Given exercise: Each entry has to be copied exactly, with nothing missed.

Rows:
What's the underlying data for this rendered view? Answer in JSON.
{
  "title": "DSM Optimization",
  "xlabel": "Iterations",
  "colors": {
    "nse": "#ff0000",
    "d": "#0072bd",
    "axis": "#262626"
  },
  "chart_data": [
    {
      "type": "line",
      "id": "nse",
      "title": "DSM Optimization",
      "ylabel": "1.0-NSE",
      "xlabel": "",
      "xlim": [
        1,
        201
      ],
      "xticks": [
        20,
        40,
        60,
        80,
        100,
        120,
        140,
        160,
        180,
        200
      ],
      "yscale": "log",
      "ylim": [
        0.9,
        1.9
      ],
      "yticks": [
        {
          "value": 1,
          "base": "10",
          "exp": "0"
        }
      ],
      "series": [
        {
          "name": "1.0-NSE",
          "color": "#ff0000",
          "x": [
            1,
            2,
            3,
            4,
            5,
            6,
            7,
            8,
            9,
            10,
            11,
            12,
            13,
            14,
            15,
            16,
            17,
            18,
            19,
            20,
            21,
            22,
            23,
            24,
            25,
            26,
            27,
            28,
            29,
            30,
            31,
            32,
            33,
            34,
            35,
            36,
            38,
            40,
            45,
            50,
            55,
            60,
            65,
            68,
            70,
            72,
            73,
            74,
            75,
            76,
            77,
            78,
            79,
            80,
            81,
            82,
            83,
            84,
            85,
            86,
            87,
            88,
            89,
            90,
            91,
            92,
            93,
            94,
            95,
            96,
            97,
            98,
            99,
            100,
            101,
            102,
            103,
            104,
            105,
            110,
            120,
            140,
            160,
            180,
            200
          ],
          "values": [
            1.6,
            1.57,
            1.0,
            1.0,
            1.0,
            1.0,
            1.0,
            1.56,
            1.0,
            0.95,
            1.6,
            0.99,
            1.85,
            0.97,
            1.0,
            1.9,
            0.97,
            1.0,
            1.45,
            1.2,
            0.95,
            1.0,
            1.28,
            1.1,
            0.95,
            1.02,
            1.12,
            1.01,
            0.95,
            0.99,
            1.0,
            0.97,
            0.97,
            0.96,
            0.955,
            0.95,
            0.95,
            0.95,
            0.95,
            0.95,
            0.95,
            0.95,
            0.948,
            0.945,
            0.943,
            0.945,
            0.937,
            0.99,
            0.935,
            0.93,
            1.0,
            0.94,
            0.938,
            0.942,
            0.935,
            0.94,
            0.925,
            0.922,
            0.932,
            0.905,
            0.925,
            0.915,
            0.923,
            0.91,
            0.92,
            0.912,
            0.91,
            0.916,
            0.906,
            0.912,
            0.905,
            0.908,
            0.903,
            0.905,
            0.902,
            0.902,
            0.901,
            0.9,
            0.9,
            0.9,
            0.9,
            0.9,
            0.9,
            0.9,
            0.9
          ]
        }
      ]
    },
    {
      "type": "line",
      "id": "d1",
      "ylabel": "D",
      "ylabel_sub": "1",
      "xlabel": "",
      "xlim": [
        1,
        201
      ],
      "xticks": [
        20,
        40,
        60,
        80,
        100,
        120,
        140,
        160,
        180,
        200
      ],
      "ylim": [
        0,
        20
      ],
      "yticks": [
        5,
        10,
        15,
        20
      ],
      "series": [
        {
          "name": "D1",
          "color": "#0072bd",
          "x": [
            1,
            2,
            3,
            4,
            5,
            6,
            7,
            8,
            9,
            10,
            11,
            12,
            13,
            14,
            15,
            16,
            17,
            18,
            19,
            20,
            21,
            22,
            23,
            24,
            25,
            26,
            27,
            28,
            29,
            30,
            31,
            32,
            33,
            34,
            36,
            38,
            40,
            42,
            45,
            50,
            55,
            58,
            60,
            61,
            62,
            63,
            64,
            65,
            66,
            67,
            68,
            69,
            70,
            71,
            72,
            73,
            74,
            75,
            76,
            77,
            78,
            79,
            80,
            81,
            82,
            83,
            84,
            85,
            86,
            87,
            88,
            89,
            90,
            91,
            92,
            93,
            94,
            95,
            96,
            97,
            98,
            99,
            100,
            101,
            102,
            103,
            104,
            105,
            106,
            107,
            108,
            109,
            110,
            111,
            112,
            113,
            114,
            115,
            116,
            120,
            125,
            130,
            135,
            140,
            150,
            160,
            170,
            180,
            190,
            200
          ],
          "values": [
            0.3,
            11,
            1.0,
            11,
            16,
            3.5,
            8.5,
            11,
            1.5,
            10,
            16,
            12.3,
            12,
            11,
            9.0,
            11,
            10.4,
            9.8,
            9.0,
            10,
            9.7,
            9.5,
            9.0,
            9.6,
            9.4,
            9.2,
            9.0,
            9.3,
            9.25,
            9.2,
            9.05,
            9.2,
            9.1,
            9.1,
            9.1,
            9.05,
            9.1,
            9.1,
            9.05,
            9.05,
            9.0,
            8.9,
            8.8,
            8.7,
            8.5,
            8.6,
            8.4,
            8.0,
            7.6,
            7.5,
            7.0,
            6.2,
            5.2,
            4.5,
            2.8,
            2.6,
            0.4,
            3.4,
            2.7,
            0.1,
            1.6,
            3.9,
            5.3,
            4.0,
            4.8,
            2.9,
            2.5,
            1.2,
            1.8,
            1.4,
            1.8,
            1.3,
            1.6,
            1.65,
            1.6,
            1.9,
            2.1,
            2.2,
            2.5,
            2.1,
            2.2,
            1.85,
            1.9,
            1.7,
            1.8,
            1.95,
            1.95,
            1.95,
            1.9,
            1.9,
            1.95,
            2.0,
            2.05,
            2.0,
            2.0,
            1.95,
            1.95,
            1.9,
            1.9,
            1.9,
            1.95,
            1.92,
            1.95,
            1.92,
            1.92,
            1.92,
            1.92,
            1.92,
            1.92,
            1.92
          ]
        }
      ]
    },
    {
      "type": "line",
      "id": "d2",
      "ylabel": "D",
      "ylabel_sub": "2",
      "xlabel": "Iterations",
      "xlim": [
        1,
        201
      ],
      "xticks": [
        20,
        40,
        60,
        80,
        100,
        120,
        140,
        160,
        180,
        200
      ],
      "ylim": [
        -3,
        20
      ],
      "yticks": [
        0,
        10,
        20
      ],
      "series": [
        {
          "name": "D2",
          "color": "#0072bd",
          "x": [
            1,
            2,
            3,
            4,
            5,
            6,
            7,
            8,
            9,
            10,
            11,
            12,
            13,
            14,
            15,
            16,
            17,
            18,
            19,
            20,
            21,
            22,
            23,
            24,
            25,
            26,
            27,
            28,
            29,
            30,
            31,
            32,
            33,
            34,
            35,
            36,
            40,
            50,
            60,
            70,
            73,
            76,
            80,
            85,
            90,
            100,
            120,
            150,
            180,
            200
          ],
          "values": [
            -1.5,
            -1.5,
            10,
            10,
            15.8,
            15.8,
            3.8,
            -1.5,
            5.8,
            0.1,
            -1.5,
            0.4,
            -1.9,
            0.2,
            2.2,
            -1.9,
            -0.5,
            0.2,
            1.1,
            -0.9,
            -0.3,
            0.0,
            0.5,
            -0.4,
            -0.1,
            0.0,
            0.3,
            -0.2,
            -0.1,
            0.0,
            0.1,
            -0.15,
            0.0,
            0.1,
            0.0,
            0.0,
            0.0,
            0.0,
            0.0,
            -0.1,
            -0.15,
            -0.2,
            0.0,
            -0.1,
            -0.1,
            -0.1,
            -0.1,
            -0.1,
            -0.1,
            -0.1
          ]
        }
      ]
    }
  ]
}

Complete output:
What's the underlying data for this rendered view? Answer in JSON.
{
  "title": "DSM Optimization",
  "xlabel": "Iterations",
  "colors": {
    "nse": "#ff0000",
    "d": "#0072bd",
    "axis": "#262626"
  },
  "chart_data": [
    {
      "type": "line",
      "id": "nse",
      "title": "DSM Optimization",
      "ylabel": "1.0-NSE",
      "xlabel": "",
      "xlim": [
        1,
        201
      ],
      "xticks": [
        20,
        40,
        60,
        80,
        100,
        120,
        140,
        160,
        180,
        200
      ],
      "yscale": "log",
      "ylim": [
        0.9,
        1.9
      ],
      "yticks": [
        {
          "value": 1,
          "base": "10",
          "exp": "0"
        }
      ],
      "series": [
        {
          "name": "1.0-NSE",
          "color": "#ff0000",
          "x": [
            1,
            2,
            3,
            4,
            5,
            6,
            7,
            8,
            9,
            10,
            11,
            12,
            13,
            14,
            15,
            16,
            17,
            18,
            19,
            20,
            21,
            22,
            23,
            24,
            25,
            26,
            27,
            28,
            29,
            30,
            31,
            32,
            33,
            34,
            35,
            36,
            38,
            40,
            45,
            50,
            55,
            60,
            65,
            68,
            70,
            72,
            73,
            74,
            75,
            76,
            77,
            78,
            79,
            80,
            81,
            82,
            83,
            84,
            85,
            86,
            87,
            88,
            89,
            90,
            91,
            92,
            93,
            94,
            95,
            96,
            97,
            98,
            99,
            100,
            101,
            102,
            103,
            104,
            105,
            110,
            120,
            140,
            160,
            180,
            200
          ],
          "values": [
            1.6,
            1.57,
            1.0,
            1.0,
            1.0,
            1.0,
            1.0,
            1.56,
            1.0,
            0.95,
            1.6,
            0.99,
            1.85,
            0.97,
            1.0,
            1.9,
            0.97,
            1.0,
            1.45,
            1.2,
            0.95,
            1.0,
            1.28,
            1.1,
            0.95,
            1.02,
            1.12,
            1.01,
            0.95,
            0.99,
            1.0,
            0.97,
            0.97,
            0.96,
            0.955,
            0.95,
            0.95,
            0.95,
            0.95,
            0.95,
            0.95,
            0.95,
            0.948,
            0.945,
            0.943,
            0.945,
            0.937,
            0.99,
            0.935,
            0.93,
            1.0,
            0.94,
            0.938,
            0.942,
            0.935,
            0.94,
            0.925,
            0.922,
            0.932,
            0.905,
            0.925,
            0.915,
            0.923,
            0.91,
            0.92,
            0.912,
            0.91,
            0.916,
            0.906,
            0.912,
            0.905,
            0.908,
            0.903,
            0.905,
            0.902,
            0.902,
            0.901,
            0.9,
            0.9,
            0.9,
            0.9,
            0.9,
            0.9,
            0.9,
            0.9
          ]
        }
      ]
    },
    {
      "type": "line",
      "id": "d1",
      "ylabel": "D",
      "ylabel_sub": "1",
      "xlabel": "",
      "xlim": [
        1,
        201
      ],
      "xticks": [
        20,
        40,
        60,
        80,
        100,
        120,
        140,
        160,
        180,
        200
      ],
      "ylim": [
        0,
        20
      ],
      "yticks": [
        5,
        10,
        15,
        20
      ],
      "series": [
        {
          "name": "D1",
          "color": "#0072bd",
          "x": [
            1,
            2,
            3,
            4,
            5,
            6,
            7,
            8,
            9,
            10,
            11,
            12,
            13,
            14,
            15,
            16,
            17,
            18,
            19,
            20,
            21,
            22,
            23,
            24,
            25,
            26,
            27,
            28,
            29,
            30,
            31,
            32,
            33,
            34,
            36,
            38,
            40,
            42,
            45,
            50,
            55,
            58,
            60,
            61,
            62,
            63,
            64,
            65,
            66,
            67,
            68,
            69,
            70,
            71,
            72,
            73,
            74,
            75,
            76,
            77,
            78,
            79,
            80,
            81,
            82,
            83,
            84,
            85,
            86,
            87,
            88,
            89,
            90,
            91,
            92,
            93,
            94,
            95,
            96,
            97,
            98,
            99,
            100,
            101,
            102,
            103,
            104,
            105,
            106,
            107,
            108,
            109,
            110,
            111,
            112,
            113,
            114,
            115,
            116,
            120,
            125,
            130,
            135,
            140,
            150,
            160,
            170,
            180,
            190,
            200
          ],
          "values": [
            0.3,
            11,
            1.0,
            11,
            16,
            3.5,
            8.5,
            11,
            1.5,
            10,
            16,
            12.3,
            12,
            11,
            9.0,
            11,
            10.4,
            9.8,
            9.0,
            10,
            9.7,
            9.5,
            9.0,
            9.6,
            9.4,
            9.2,
            9.0,
            9.3,
            9.25,
            9.2,
            9.05,
            9.2,
            9.1,
            9.1,
            9.1,
            9.05,
            9.1,
            9.1,
            9.05,
            9.05,
            9.0,
            8.9,
            8.8,
            8.7,
            8.5,
            8.6,
            8.4,
            8.0,
            7.6,
            7.5,
            7.0,
            6.2,
            5.2,
            4.5,
            2.8,
            2.6,
            0.4,
            3.4,
            2.7,
            0.1,
            1.6,
            3.9,
            5.3,
            4.0,
            4.8,
            2.9,
            2.5,
            1.2,
            1.8,
            1.4,
            1.8,
            1.3,
            1.6,
            1.65,
            1.6,
            1.9,
            2.1,
            2.2,
            2.5,
            2.1,
            2.2,
            1.85,
            1.9,
            1.7,
            1.8,
            1.95,
            1.95,
            1.95,
            1.9,
            1.9,
            1.95,
            2.0,
            2.05,
            2.0,
            2.0,
            1.95,
            1.95,
            1.9,
            1.9,
            1.9,
            1.95,
            1.92,
            1.95,
            1.92,
            1.92,
            1.92,
            1.92,
            1.92,
            1.92,
            1.92
          ]
        }
      ]
    },
    {
      "type": "line",
      "id": "d2",
      "ylabel": "D",
      "ylabel_sub": "2",
      "xlabel": "Iterations",
      "xlim": [
        1,
        201
      ],
      "xticks": [
        20,
        40,
        60,
        80,
        100,
        120,
        140,
        160,
        180,
        200
      ],
      "ylim": [
        -3,
        20
      ],
      "yticks": [
        0,
        10,
        20
      ],
      "series": [
        {
          "name": "D2",
          "color": "#0072bd",
          "x": [
            1,
            2,
            3,
            4,
            5,
            6,
            7,
            8,
            9,
            10,
            11,
            12,
            13,
            14,
            15,
            16,
            17,
            18,
            19,
            20,
            21,
            22,
            23,
            24,
            25,
            26,
            27,
            28,
            29,
            30,
            31,
            32,
            33,
            34,
            35,
            36,
            40,
            50,
            60,
            70,
            73,
            76,
            80,
            85,
            90,
            100,
            120,
            150,
            180,
            200
          ],
          "values": [
            -1.5,
            -1.5,
            10,
            10,
            15.8,
            15.8,
            3.8,
            -1.5,
            5.8,
            0.1,
            -1.5,
            0.4,
            -1.9,
            0.2,
            2.2,
            -1.9,
            -0.5,
            0.2,
            1.1,
            -0.9,
            -0.3,
            0.0,
            0.5,
            -0.4,
            -0.1,
            0.0,
            0.3,
            -0.2,
            -0.1,
            0.0,
            0.1,
            -0.15,
            0.0,
            0.1,
            0.0,
            0.0,
            0.0,
            0.0,
            0.0,
            -0.1,
            -0.15,
            -0.2,
            0.0,
            -0.1,
            -0.1,
            -0.1,
            -0.1,
            -0.1,
            -0.1,
            -0.1
          ]
        }
      ]
    }
  ]
}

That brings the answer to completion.